■ **SUPPLIED INFORMATION**:
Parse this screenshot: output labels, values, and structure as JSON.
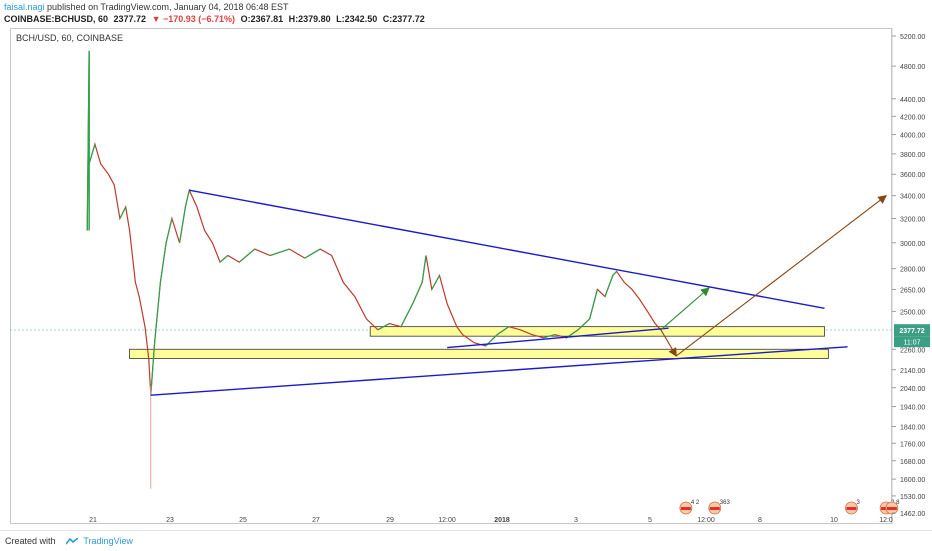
{
  "header": {
    "author": "faisal.nagi",
    "published": "published on TradingView.com, January 04, 2018 06:48 EST",
    "symbol": "COINBASE:BCHUSD, 60",
    "last": "2377.72",
    "change": "▼ −170.93 (−6.71%)",
    "open": "O:2367.81",
    "high": "H:2379.80",
    "low": "L:2342.50",
    "close": "C:2377.72"
  },
  "chart_label": "BCH/USD, 60, COINBASE",
  "footer": {
    "created_with": "Created with",
    "brand": "TradingView"
  },
  "price_tags": {
    "last": "2377.72",
    "countdown": "11:07"
  },
  "chart_data": {
    "type": "candlestick",
    "symbol": "BCH/USD",
    "interval": "60",
    "exchange": "COINBASE",
    "y_axis_ticks": [
      5200,
      4800,
      4400,
      4200,
      4000,
      3800,
      3600,
      3400,
      3200,
      3000,
      2800,
      2650,
      2500,
      2260,
      2140,
      2040,
      1940,
      1840,
      1760,
      1680,
      1600,
      1530,
      1462
    ],
    "y_axis_labels": [
      "5200.00",
      "4800.00",
      "4400.00",
      "4200.00",
      "4000.00",
      "3800.00",
      "3600.00",
      "3400.00",
      "3200.00",
      "3000.00",
      "2800.00",
      "2650.00",
      "2500.00",
      "2260.00",
      "2140.00",
      "2040.00",
      "1940.00",
      "1840.00",
      "1760.00",
      "1680.00",
      "1600.00",
      "1530.00",
      "1462.00"
    ],
    "x_axis_labels": [
      "21",
      "23",
      "25",
      "27",
      "29",
      "12:00",
      "2018",
      "3",
      "5",
      "12:00",
      "8",
      "10",
      "12:0"
    ],
    "y_scale": "log",
    "grid": false,
    "last_price": 2377.72,
    "price_path": [
      [
        20.85,
        3100
      ],
      [
        20.9,
        4950
      ],
      [
        20.9,
        3700
      ],
      [
        21.05,
        3900
      ],
      [
        21.2,
        3700
      ],
      [
        21.4,
        3600
      ],
      [
        21.55,
        3500
      ],
      [
        21.7,
        3200
      ],
      [
        21.85,
        3300
      ],
      [
        21.95,
        3100
      ],
      [
        22.1,
        2700
      ],
      [
        22.2,
        2600
      ],
      [
        22.35,
        2400
      ],
      [
        22.45,
        2200
      ],
      [
        22.5,
        2000
      ],
      [
        22.6,
        2300
      ],
      [
        22.75,
        2700
      ],
      [
        22.9,
        3000
      ],
      [
        23.05,
        3200
      ],
      [
        23.25,
        3000
      ],
      [
        23.4,
        3300
      ],
      [
        23.5,
        3450
      ],
      [
        23.7,
        3300
      ],
      [
        23.9,
        3100
      ],
      [
        24.1,
        3000
      ],
      [
        24.3,
        2850
      ],
      [
        24.5,
        2900
      ],
      [
        24.8,
        2850
      ],
      [
        25.2,
        2950
      ],
      [
        25.6,
        2900
      ],
      [
        26.1,
        2950
      ],
      [
        26.5,
        2880
      ],
      [
        26.9,
        2950
      ],
      [
        27.2,
        2900
      ],
      [
        27.5,
        2700
      ],
      [
        27.8,
        2600
      ],
      [
        28.1,
        2450
      ],
      [
        28.4,
        2380
      ],
      [
        28.7,
        2420
      ],
      [
        29.0,
        2400
      ],
      [
        29.3,
        2550
      ],
      [
        29.55,
        2700
      ],
      [
        29.65,
        2900
      ],
      [
        29.8,
        2650
      ],
      [
        30.0,
        2750
      ],
      [
        30.2,
        2550
      ],
      [
        30.45,
        2400
      ],
      [
        30.6,
        2350
      ],
      [
        30.9,
        2300
      ],
      [
        31.2,
        2280
      ],
      [
        31.5,
        2350
      ],
      [
        31.8,
        2400
      ],
      [
        32.1,
        2380
      ],
      [
        32.4,
        2350
      ],
      [
        32.7,
        2330
      ],
      [
        33.0,
        2350
      ],
      [
        33.3,
        2330
      ],
      [
        33.6,
        2380
      ],
      [
        33.9,
        2450
      ],
      [
        34.1,
        2650
      ],
      [
        34.3,
        2600
      ],
      [
        34.5,
        2750
      ],
      [
        34.6,
        2780
      ],
      [
        34.8,
        2700
      ],
      [
        35.0,
        2650
      ],
      [
        35.2,
        2580
      ],
      [
        35.4,
        2500
      ],
      [
        35.6,
        2420
      ],
      [
        35.75,
        2378
      ]
    ],
    "trend_lines": [
      {
        "name": "upper-trendline",
        "from": [
          23.5,
          3450
        ],
        "to": [
          40.0,
          2520
        ],
        "color": "#1a1acc"
      },
      {
        "name": "lower-trendline",
        "from": [
          22.5,
          2000
        ],
        "to": [
          40.6,
          2275
        ],
        "color": "#1a1acc"
      },
      {
        "name": "inner-trendline",
        "from": [
          30.2,
          2270
        ],
        "to": [
          35.95,
          2390
        ],
        "color": "#1a1acc"
      }
    ],
    "zones": [
      {
        "name": "upper-support-zone",
        "x": [
          28.2,
          40.0
        ],
        "y": [
          2340,
          2400
        ],
        "color": "#ffff99"
      },
      {
        "name": "lower-support-zone",
        "x": [
          21.95,
          40.1
        ],
        "y": [
          2205,
          2260
        ],
        "color": "#ffff99"
      }
    ],
    "projections": [
      {
        "name": "bullish-green-arrow",
        "from": [
          35.75,
          2380
        ],
        "to": [
          37.0,
          2660
        ],
        "color": "#2e8b2e"
      },
      {
        "name": "bearish-brown-arrow",
        "from": [
          35.75,
          2380
        ],
        "to": [
          36.15,
          2220
        ],
        "color": "#8b4513"
      },
      {
        "name": "bullish-brown-arrow",
        "from": [
          36.15,
          2220
        ],
        "to": [
          41.6,
          3400
        ],
        "color": "#8b4513"
      }
    ],
    "event_markers": [
      {
        "x": 36.4,
        "label": "4 2"
      },
      {
        "x": 37.15,
        "label": "363"
      },
      {
        "x": 40.7,
        "label": "3"
      },
      {
        "x": 41.6,
        "label": "2 8"
      },
      {
        "x": 41.75,
        "label": ""
      }
    ]
  }
}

■ **WHAT THE EXERCISE ASKS**:
Scan the material for lines with the word "upper", and copy each line you find.

■ **FULL RESPONSE**:
        "name": "upper-trendline",
        "name": "upper-support-zone",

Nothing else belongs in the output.